RECORDED DATA:
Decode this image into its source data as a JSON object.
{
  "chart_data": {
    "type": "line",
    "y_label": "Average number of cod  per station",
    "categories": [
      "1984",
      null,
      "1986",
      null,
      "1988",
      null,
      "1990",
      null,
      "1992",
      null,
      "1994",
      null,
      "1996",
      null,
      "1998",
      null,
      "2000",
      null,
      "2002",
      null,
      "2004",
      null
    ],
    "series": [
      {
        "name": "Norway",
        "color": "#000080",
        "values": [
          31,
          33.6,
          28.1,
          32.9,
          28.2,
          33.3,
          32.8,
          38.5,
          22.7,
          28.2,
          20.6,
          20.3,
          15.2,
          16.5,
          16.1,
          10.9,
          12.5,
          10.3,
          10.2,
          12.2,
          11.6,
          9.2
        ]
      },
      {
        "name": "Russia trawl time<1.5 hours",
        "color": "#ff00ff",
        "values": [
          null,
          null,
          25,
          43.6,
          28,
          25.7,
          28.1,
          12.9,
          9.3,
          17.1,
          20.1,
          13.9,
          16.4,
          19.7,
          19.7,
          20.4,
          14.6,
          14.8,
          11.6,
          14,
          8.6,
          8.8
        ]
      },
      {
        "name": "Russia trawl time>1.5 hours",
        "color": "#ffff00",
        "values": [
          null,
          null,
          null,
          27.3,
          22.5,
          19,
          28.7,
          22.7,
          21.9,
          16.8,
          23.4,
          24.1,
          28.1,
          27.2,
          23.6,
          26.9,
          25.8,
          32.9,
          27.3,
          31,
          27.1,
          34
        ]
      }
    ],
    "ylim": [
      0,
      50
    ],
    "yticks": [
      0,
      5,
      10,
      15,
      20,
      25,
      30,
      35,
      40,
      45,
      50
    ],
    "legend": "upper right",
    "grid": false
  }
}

GIVEN REQUEST: Report every line containing the word "hours" from the listing above.

RESULT OF THE EXERCISE:
        "name": "Russia trawl time<1.5 hours",
        "name": "Russia trawl time>1.5 hours",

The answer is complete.